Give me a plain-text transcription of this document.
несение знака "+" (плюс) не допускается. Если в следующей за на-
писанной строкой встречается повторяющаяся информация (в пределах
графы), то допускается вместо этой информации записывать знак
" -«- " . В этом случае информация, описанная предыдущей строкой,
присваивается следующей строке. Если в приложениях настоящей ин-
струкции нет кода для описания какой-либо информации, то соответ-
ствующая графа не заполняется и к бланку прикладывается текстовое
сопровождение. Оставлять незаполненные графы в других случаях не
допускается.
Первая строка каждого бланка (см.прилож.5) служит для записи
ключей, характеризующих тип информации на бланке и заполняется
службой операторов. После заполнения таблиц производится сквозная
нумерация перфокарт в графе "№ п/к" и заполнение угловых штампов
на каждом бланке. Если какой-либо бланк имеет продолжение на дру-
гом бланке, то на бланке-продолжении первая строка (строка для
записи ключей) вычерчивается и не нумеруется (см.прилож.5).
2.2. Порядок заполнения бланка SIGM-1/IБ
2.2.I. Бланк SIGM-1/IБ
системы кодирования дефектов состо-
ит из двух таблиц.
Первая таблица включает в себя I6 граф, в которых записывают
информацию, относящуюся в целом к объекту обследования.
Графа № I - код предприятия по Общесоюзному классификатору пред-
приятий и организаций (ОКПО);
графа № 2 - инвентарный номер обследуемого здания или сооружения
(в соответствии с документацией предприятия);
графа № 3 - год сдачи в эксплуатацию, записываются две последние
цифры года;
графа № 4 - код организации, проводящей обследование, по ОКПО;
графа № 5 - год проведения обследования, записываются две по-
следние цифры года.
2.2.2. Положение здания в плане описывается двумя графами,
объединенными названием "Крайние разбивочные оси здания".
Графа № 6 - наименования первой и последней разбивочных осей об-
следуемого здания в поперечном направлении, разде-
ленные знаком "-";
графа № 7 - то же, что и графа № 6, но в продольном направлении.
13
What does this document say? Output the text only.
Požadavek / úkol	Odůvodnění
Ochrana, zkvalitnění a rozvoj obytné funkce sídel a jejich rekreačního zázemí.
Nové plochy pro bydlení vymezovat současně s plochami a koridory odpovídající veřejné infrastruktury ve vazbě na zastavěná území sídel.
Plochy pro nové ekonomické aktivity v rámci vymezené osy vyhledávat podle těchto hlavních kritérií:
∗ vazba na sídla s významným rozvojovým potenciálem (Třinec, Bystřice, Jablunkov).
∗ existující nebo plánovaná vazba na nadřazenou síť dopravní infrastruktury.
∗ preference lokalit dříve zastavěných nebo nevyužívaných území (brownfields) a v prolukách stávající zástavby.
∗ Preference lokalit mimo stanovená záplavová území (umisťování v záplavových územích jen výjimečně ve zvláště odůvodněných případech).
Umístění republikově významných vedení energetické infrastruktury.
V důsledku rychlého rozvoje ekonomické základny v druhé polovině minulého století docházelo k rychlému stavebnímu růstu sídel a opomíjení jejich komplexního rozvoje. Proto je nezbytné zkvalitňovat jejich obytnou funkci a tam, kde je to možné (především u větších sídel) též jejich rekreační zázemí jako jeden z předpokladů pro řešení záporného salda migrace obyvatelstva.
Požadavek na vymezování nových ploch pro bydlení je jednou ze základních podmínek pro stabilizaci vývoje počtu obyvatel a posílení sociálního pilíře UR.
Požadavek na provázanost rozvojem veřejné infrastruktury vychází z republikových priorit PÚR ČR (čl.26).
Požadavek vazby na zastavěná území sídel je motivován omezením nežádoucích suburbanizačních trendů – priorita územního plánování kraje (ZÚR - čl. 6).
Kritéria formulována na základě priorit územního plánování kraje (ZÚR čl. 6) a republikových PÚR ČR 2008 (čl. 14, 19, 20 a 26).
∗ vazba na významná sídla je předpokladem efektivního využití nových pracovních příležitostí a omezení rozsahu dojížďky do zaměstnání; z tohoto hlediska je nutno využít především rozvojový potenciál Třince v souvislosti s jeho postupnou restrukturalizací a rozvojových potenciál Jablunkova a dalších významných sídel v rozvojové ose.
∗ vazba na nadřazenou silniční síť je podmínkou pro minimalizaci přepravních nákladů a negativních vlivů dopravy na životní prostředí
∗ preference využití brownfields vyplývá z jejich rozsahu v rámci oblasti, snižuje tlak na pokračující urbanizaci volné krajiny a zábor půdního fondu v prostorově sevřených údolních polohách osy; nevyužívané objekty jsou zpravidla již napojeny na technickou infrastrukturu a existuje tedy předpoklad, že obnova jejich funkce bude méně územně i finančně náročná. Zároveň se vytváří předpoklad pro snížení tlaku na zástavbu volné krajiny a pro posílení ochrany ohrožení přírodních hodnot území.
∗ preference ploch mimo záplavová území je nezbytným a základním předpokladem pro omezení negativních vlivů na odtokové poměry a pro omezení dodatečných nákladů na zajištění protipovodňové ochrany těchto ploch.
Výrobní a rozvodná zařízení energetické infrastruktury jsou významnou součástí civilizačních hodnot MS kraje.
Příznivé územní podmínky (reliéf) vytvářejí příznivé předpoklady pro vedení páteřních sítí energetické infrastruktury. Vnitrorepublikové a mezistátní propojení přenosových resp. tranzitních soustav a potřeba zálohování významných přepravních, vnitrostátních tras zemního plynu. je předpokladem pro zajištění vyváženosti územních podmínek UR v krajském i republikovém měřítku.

● Set exercise:
Identify and copy lines that hold the string "следующей".

● Task answer:
несение знака "+" (плюс) не допускается. Если в следующей за на-
присваивается следующей строке. Если в приложениях настоящей ин-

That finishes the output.